### EXERCISE DETAILS:
Check every line below for the word "dans" and copy each one that has it.

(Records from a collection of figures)
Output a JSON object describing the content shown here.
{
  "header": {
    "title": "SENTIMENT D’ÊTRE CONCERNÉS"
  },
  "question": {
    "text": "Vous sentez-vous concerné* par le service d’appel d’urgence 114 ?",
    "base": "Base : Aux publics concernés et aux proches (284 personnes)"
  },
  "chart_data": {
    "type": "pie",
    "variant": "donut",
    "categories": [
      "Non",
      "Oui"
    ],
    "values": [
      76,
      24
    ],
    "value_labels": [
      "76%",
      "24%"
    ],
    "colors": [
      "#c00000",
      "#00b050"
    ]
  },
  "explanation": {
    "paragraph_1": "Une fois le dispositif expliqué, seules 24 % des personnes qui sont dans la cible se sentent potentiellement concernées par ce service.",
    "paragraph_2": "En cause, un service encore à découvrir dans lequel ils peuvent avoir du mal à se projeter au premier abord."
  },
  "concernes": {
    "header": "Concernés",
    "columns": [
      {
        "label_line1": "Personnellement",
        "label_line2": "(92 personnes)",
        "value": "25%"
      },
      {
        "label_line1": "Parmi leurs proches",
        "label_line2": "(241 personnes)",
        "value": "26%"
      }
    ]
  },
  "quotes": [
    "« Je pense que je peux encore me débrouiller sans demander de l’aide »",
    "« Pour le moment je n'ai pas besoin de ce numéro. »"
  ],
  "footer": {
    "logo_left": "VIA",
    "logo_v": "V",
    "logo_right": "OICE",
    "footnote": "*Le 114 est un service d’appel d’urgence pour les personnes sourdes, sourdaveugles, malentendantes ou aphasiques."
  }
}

### COMPLETE RESPONSE:
    "paragraph_1": "Une fois le dispositif expliqué, seules 24 % des personnes qui sont dans la cible se sentent potentiellement concernées par ce service.",
    "paragraph_2": "En cause, un service encore à découvrir dans lequel ils peuvent avoir du mal à se projeter au premier abord."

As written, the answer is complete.